1

I just started learning Linux shell scripting. I have to compare this two files in Linux shell scripting for version control example :

file1.txt

  • 275caa62391ff4f3096b1e8a4975de40 apple
  • awd6s54g64h6se4h6se45wahae654j6 ball
  • e4rby1s6y4653a46h153a41bqwa54tvi cat
  • r53aghe4354hr35a4hr65a46eeh5j45ro castor

file2.txt

  • 275caa62391ff4f3096b1e8a4975de40 apple
  • js65fg4a64zgr65f4w65ea465fa65gh7 ball
  • wroghah4a65ejdtse5z4g6sa7H658aw7 candle
  • wagjh54hr5ae454zrwrh354aha4564re castor

How to sort this text files in newly added(one which is added in file 2 but not in file 1) ,deleted(one which is deleted in file 2 but not in file 1) and changed files (have same name but different checksum) ? I tried using diff , bcompare , vimdiff but I am not getting a proper output as a text file.

Thanks in advance

karkator
  • 51
  • 1
  • 10

2 Answers2

0

I don't know if such a command exist, but I've taken the liberty to write you a sorting mechanism in Bash. Although it's optimised, I suggest you recreate it in a language of your own choice.

^^^^

# REQUIREMENTS:
Output the forum thread on comparing two checksum lists in a shell script word for word, from start to finish. These rows have no connection to the forum thread.

Listings of elements and their boxes
^^^^

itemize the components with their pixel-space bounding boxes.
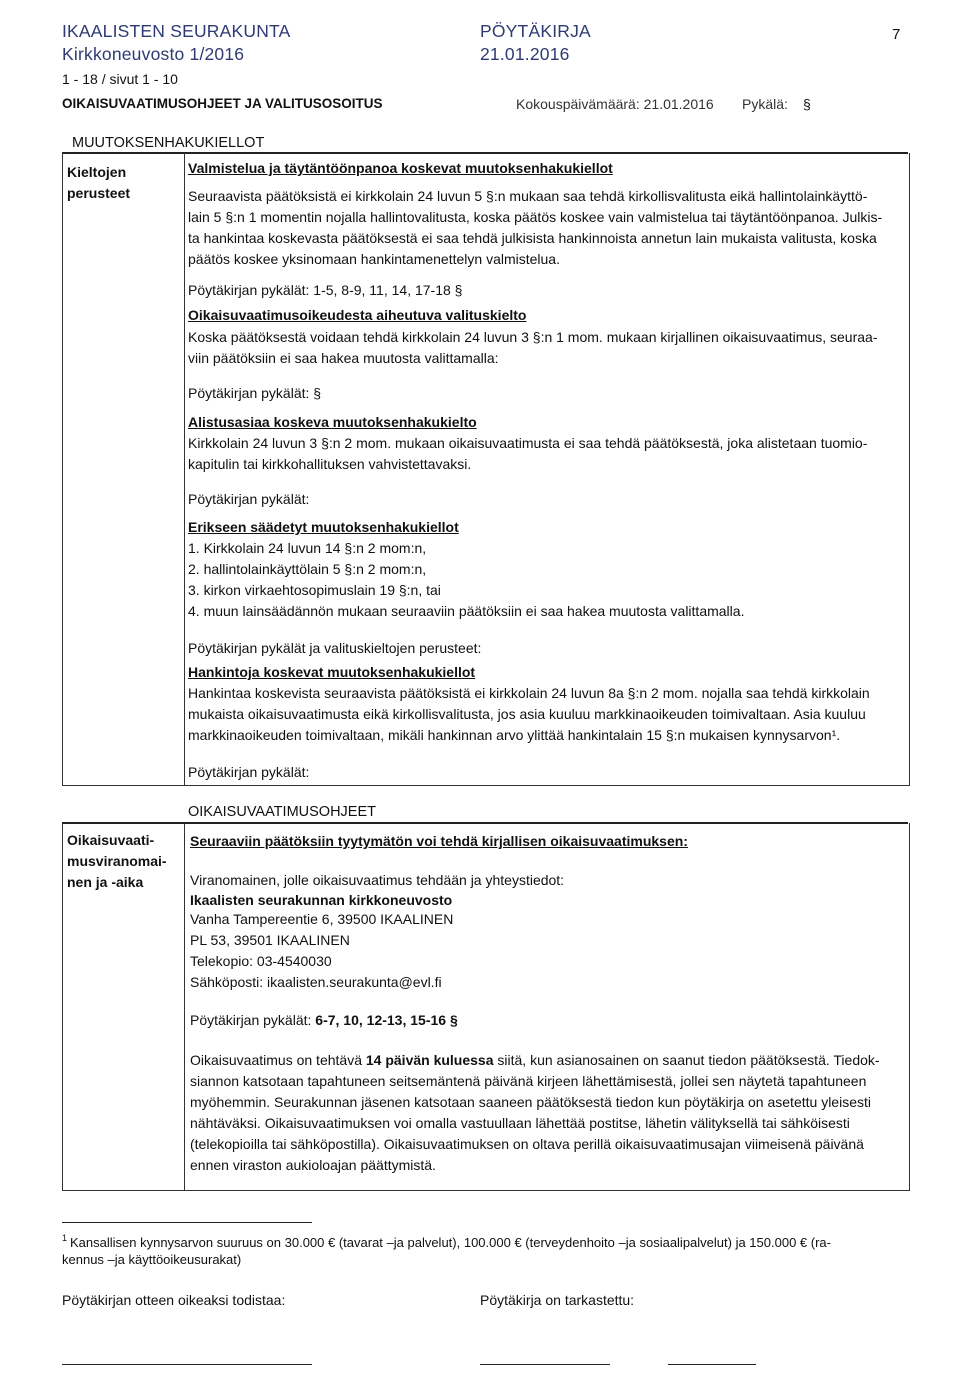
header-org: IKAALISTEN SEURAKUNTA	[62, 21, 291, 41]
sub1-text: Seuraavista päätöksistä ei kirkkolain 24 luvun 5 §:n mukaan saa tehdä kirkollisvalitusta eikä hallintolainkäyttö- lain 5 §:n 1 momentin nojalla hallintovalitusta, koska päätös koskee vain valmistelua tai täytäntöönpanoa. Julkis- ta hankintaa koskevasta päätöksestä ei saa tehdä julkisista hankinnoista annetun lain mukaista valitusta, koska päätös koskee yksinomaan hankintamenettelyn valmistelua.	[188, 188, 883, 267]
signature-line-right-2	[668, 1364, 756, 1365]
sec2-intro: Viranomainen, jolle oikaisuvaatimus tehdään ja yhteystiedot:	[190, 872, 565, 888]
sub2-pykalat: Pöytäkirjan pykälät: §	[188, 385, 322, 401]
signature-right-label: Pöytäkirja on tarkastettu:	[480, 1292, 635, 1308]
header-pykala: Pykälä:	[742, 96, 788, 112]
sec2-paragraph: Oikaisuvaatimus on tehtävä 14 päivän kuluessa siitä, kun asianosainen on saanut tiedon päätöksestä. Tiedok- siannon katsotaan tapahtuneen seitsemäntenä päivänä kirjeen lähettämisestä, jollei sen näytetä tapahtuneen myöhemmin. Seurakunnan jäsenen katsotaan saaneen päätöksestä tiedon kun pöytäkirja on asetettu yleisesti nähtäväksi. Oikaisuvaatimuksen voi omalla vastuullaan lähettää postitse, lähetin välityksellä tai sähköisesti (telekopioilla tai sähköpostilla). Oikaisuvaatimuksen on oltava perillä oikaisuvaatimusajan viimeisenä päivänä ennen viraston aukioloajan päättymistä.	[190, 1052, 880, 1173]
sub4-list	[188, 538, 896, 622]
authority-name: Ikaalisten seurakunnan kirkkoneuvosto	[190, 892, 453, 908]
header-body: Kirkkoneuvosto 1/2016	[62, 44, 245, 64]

^^^^

# RESPONSE TO THE EXERCISE:
1

I just started learning Linux shell scripting. I have to compare this two files in Linux shell scripting for version control example :

file1.txt

  • 275caa62391ff4f3096b1e8a4975de40 apple
  • awd6s54g64h6se4h6se45wahae654j6 ball
  • e4rby1s6y4653a46h153a41bqwa54tvi cat
  • r53aghe4354hr35a4hr65a46eeh5j45ro castor

file2.txt

  • 275caa62391ff4f3096b1e8a4975de40 apple
  • js65fg4a64zgr65f4w65ea465fa65gh7 ball
  • wroghah4a65ejdtse5z4g6sa7H658aw7 candle
  • wagjh54hr5ae454zrwrh354aha4564re castor

How to sort this text files in newly added(one which is added in file 2 but not in file 1) ,deleted(one which is deleted in file 2 but not in file 1) and changed files (have same name but different checksum) ? I tried using diff , bcompare , vimdiff but I am not getting a proper output as a text file.

Thanks in advance

karkator
  • 51
  • 1
  • 10

2 Answers2

0

I don't know if such a command exist, but I've taken the liberty to write you a sorting mechanism in Bash. Although it's optimised, I suggest you recreate it in a language of your own choice.